> _What the task requires_: Below are records; reproduce exactly the lines from the one containing "Output a JSON" through the end, both included, and only those.

> _Input rows_:

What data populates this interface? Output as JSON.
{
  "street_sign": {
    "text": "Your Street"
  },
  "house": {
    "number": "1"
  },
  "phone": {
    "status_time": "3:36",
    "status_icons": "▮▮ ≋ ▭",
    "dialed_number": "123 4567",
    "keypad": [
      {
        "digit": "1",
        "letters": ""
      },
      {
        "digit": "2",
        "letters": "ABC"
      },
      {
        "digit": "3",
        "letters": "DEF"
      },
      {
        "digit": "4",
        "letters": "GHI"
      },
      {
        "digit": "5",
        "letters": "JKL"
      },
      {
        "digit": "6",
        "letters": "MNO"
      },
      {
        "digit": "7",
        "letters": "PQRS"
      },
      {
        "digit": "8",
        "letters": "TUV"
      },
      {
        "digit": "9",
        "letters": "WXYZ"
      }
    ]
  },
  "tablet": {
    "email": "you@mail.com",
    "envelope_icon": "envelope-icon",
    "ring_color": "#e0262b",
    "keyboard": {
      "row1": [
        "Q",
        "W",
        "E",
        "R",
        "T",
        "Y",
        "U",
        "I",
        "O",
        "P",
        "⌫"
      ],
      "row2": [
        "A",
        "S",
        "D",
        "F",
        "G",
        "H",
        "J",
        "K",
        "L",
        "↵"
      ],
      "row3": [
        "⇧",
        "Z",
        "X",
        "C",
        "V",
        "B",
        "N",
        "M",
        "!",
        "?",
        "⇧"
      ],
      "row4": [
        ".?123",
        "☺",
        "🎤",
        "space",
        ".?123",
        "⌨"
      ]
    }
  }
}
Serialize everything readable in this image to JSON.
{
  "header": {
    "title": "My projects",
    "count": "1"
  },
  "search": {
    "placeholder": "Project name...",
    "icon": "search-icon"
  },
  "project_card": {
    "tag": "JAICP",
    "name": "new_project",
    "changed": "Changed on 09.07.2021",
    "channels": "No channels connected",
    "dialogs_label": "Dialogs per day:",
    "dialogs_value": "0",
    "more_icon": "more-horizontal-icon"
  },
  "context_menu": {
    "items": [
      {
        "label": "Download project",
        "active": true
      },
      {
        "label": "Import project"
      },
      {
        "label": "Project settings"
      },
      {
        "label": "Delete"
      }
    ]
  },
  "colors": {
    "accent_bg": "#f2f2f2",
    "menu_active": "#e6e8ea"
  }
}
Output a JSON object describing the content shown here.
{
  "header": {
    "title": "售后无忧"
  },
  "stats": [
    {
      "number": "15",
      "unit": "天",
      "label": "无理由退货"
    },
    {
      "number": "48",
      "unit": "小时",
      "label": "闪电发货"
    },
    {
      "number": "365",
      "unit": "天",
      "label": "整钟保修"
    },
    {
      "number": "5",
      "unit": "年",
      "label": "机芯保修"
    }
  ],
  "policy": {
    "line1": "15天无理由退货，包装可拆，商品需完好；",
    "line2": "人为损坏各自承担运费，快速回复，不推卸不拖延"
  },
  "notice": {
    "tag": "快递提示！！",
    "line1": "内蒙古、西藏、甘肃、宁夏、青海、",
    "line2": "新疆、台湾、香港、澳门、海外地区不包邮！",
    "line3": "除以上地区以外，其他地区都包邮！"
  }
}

> _Answer to this task_:
Output a JSON object describing the content shown here.
{
  "header": {
    "title": "售后无忧"
  },
  "stats": [
    {
      "number": "15",
      "unit": "天",
      "label": "无理由退货"
    },
    {
      "number": "48",
      "unit": "小时",
      "label": "闪电发货"
    },
    {
      "number": "365",
      "unit": "天",
      "label": "整钟保修"
    },
    {
      "number": "5",
      "unit": "年",
      "label": "机芯保修"
    }
  ],
  "policy": {
    "line1": "15天无理由退货，包装可拆，商品需完好；",
    "line2": "人为损坏各自承担运费，快速回复，不推卸不拖延"
  },
  "notice": {
    "tag": "快递提示！！",
    "line1": "内蒙古、西藏、甘肃、宁夏、青海、",
    "line2": "新疆、台湾、香港、澳门、海外地区不包邮！",
    "line3": "除以上地区以外，其他地区都包邮！"
  }
}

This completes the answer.